* _What to produce_
All of the records below should be output exactly.

Dataset items
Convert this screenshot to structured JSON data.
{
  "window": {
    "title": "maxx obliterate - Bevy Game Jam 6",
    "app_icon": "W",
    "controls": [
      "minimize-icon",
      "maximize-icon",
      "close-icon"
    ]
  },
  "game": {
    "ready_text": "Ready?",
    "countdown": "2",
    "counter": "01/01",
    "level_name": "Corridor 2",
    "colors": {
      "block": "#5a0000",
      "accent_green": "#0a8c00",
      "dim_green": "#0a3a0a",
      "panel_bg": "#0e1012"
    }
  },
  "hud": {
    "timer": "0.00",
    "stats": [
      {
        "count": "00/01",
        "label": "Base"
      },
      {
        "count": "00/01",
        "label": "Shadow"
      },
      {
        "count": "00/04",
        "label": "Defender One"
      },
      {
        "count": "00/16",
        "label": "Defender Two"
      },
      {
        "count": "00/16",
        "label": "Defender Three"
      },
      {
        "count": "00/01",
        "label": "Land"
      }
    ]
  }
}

* _Output_
Convert this screenshot to structured JSON data.
{
  "window": {
    "title": "maxx obliterate - Bevy Game Jam 6",
    "app_icon": "W",
    "controls": [
      "minimize-icon",
      "maximize-icon",
      "close-icon"
    ]
  },
  "game": {
    "ready_text": "Ready?",
    "countdown": "2",
    "counter": "01/01",
    "level_name": "Corridor 2",
    "colors": {
      "block": "#5a0000",
      "accent_green": "#0a8c00",
      "dim_green": "#0a3a0a",
      "panel_bg": "#0e1012"
    }
  },
  "hud": {
    "timer": "0.00",
    "stats": [
      {
        "count": "00/01",
        "label": "Base"
      },
      {
        "count": "00/01",
        "label": "Shadow"
      },
      {
        "count": "00/04",
        "label": "Defender One"
      },
      {
        "count": "00/16",
        "label": "Defender Two"
      },
      {
        "count": "00/16",
        "label": "Defender Three"
      },
      {
        "count": "00/01",
        "label": "Land"
      }
    ]
  }
}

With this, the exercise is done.